* _JOB_: Identify the lines that contain the word "knob" and copy each one.

- - -

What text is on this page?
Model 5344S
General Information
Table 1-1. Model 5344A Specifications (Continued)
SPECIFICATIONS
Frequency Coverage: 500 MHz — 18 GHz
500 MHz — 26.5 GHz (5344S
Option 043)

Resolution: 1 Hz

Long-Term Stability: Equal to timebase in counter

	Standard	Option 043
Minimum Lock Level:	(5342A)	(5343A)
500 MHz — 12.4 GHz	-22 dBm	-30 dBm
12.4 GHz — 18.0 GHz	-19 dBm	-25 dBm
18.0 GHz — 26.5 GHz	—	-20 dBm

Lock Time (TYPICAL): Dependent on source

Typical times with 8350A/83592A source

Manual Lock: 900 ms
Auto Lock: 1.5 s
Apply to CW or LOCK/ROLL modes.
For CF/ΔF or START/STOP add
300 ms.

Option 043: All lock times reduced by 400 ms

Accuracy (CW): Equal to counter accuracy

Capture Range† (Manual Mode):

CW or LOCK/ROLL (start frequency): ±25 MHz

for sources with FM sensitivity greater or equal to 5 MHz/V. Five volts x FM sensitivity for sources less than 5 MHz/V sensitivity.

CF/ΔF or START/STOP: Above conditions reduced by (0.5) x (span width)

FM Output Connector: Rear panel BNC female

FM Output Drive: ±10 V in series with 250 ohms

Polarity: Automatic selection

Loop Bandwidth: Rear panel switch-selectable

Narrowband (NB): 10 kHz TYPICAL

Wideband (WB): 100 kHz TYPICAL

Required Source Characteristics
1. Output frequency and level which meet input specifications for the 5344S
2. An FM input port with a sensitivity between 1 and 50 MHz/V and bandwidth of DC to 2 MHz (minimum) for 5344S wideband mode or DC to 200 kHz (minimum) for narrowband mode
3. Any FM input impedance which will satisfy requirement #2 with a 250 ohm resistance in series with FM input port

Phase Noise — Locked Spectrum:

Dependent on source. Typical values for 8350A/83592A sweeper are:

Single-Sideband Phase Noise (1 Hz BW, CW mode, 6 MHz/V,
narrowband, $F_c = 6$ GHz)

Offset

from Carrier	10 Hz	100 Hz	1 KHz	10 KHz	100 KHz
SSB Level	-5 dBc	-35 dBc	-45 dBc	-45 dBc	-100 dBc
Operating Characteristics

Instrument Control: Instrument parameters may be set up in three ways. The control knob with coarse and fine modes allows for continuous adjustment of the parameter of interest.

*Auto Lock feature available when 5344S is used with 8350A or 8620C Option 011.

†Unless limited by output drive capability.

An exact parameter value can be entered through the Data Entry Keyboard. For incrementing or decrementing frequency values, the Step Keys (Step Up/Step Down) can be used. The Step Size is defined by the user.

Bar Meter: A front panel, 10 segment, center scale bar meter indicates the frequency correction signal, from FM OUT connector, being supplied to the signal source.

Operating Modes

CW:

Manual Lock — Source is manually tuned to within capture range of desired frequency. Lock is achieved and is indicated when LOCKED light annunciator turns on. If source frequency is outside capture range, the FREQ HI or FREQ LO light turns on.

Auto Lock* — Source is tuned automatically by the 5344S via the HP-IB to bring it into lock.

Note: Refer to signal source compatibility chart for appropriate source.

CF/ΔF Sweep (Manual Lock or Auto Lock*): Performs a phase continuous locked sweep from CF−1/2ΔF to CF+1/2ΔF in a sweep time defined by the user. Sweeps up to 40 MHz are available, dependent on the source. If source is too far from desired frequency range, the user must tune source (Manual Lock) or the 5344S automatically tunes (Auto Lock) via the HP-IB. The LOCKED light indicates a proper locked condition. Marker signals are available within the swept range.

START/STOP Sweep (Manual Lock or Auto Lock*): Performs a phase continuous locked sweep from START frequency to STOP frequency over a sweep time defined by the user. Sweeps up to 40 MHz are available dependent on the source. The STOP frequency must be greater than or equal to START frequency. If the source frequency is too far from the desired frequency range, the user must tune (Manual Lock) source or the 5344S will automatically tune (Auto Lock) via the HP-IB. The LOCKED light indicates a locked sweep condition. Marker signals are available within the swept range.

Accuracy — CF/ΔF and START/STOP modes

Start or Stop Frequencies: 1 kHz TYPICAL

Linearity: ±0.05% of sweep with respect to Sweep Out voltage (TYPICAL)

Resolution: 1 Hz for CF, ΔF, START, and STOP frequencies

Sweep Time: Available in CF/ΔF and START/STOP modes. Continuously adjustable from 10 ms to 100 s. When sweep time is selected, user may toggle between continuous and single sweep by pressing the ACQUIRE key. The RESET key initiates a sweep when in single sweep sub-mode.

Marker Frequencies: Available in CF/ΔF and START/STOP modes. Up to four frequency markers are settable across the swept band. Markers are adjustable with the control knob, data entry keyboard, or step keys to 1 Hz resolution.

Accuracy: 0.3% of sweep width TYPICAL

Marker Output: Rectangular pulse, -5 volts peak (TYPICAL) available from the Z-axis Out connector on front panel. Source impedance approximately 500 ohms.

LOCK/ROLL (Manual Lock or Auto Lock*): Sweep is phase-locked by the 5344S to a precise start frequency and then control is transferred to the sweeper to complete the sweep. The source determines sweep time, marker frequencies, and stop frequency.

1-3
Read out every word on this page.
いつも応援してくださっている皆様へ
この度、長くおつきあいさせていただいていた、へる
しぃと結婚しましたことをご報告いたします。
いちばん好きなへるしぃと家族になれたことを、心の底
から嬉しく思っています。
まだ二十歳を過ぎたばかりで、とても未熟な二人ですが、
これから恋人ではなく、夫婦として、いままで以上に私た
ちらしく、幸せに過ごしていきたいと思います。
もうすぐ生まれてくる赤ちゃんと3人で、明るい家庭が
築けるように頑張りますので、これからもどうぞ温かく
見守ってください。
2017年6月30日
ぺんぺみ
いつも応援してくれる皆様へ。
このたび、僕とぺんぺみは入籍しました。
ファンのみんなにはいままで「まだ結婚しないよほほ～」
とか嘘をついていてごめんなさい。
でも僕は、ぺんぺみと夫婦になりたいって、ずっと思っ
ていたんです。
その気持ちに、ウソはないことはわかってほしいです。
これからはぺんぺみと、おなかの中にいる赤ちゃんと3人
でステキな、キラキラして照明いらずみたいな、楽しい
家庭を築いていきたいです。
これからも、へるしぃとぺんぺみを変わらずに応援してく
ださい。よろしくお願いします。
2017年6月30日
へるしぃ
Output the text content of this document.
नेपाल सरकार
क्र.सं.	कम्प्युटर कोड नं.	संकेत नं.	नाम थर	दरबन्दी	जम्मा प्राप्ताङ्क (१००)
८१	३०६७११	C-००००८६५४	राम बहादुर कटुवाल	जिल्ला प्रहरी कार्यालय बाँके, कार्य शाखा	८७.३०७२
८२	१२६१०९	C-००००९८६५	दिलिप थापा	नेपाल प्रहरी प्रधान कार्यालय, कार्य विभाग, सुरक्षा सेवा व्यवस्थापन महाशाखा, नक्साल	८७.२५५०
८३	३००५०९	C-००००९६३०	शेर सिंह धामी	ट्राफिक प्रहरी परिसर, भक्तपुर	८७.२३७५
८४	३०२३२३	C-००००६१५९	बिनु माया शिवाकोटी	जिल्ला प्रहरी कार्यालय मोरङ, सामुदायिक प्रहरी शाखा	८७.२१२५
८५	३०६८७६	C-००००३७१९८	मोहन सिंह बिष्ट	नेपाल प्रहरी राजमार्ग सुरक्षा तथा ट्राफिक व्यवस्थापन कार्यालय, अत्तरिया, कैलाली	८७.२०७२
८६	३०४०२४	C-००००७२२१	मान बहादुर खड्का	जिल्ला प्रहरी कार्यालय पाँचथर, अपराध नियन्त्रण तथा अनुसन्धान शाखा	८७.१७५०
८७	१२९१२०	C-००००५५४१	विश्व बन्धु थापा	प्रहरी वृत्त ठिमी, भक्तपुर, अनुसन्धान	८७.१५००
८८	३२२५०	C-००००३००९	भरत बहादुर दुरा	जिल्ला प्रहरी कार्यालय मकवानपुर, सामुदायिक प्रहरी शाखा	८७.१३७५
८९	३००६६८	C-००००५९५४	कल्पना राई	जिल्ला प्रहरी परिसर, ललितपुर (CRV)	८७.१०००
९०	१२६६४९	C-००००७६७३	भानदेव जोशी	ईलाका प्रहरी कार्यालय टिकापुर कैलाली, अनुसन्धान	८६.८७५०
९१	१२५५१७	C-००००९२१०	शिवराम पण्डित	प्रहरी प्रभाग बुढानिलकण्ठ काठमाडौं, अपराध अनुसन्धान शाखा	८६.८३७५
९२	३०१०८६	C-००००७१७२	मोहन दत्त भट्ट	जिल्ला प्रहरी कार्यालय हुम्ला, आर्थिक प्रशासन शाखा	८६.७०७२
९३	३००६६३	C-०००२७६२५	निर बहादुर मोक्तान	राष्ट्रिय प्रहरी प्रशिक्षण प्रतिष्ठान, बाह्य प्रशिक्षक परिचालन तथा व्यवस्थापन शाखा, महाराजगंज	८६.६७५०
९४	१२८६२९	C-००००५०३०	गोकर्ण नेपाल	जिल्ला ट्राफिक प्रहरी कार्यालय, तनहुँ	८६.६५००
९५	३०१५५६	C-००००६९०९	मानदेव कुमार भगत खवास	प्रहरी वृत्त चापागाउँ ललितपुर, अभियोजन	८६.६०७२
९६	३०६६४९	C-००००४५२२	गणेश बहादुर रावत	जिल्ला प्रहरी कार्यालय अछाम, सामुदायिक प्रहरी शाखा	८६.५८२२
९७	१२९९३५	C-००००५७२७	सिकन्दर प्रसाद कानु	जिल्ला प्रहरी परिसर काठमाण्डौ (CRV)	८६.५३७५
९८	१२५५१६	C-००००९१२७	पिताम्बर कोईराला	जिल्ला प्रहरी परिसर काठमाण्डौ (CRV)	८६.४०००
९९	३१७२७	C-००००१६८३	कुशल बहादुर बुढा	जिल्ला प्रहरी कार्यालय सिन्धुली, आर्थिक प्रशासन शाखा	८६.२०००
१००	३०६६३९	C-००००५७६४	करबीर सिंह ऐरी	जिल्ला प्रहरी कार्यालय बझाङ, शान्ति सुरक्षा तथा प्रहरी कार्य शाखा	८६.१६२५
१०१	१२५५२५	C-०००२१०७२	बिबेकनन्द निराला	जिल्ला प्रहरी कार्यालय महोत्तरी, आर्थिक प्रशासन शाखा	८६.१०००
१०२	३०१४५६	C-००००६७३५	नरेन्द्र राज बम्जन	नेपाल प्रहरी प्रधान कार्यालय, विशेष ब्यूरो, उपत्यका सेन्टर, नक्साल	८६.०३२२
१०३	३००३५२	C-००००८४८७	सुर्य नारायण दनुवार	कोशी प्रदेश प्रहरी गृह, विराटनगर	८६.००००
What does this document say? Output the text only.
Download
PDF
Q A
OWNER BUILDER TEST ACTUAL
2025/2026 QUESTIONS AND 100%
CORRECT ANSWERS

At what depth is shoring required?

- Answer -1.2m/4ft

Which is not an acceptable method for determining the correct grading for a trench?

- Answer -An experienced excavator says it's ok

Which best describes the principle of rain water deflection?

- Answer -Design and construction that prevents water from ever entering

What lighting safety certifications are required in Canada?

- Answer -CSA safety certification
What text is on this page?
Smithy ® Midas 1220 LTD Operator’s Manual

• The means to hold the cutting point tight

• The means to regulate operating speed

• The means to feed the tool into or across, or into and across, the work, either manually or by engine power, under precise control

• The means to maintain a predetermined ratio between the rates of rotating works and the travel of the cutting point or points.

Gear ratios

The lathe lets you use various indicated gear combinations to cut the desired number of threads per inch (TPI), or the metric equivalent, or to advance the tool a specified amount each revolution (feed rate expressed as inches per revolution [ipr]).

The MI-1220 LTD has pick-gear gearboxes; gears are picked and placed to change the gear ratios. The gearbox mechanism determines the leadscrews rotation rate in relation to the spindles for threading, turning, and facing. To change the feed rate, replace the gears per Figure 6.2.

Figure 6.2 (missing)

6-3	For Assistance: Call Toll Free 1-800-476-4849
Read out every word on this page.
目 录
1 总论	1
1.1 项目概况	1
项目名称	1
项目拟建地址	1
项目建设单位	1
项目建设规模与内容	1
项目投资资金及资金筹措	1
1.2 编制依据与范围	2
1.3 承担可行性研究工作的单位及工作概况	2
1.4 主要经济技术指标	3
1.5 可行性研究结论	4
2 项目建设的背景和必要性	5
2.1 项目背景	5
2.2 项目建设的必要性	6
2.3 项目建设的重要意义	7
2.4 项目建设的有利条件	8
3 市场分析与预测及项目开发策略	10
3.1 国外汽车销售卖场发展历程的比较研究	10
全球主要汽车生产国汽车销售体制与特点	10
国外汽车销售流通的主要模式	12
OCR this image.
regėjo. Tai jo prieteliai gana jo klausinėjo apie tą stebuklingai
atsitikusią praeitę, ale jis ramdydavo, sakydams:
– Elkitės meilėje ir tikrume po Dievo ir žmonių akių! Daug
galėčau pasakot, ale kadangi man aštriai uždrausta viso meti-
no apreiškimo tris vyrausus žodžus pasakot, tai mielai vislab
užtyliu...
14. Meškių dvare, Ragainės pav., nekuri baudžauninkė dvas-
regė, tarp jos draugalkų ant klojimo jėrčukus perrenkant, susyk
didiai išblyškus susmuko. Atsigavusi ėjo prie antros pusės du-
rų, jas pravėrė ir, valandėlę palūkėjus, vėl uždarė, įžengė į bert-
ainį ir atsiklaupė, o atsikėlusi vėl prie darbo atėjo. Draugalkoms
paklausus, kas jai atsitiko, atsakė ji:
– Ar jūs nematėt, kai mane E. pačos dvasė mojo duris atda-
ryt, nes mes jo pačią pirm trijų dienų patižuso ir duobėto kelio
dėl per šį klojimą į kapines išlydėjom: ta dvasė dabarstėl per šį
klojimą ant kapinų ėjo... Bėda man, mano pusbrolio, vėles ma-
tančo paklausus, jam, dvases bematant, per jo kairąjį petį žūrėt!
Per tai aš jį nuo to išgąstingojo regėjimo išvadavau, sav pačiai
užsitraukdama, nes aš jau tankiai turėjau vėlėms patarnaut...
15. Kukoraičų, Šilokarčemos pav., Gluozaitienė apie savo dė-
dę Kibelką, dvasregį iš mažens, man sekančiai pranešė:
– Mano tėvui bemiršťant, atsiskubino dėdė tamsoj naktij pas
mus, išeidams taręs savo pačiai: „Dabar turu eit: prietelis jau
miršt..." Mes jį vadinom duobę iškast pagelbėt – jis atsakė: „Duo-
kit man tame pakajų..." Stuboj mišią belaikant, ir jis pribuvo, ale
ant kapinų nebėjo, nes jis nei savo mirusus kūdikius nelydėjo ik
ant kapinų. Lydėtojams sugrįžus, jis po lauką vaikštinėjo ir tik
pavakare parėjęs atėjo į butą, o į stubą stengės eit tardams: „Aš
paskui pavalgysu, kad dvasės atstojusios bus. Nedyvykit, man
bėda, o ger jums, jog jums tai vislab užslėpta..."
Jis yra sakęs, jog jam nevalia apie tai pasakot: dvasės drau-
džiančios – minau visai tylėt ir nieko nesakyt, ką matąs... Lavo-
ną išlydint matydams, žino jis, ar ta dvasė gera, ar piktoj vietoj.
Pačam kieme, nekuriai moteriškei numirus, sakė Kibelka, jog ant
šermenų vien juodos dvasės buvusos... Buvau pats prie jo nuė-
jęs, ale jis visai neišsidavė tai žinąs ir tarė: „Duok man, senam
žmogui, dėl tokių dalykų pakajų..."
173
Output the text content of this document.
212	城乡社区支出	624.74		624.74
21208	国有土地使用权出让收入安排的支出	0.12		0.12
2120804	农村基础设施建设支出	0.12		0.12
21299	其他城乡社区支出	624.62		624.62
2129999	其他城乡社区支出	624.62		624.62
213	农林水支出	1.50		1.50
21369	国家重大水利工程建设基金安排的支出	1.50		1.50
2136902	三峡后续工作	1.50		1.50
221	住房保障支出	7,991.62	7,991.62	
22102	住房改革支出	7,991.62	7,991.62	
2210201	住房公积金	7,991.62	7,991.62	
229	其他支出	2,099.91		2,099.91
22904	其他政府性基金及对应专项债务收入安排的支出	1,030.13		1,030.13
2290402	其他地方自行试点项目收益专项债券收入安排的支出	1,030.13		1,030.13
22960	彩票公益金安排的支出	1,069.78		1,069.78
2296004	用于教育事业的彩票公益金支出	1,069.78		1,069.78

- - -

* _EXERCISE OUTPUT_:
Instrument Control: Instrument parameters may be set up in three ways. The control knob with coarse and fine modes allows for continuous adjustment of the parameter of interest.
Marker Frequencies: Available in CF/ΔF and START/STOP modes. Up to four frequency markers are settable across the swept band. Markers are adjustable with the control knob, data entry keyboard, or step keys to 1 Hz resolution.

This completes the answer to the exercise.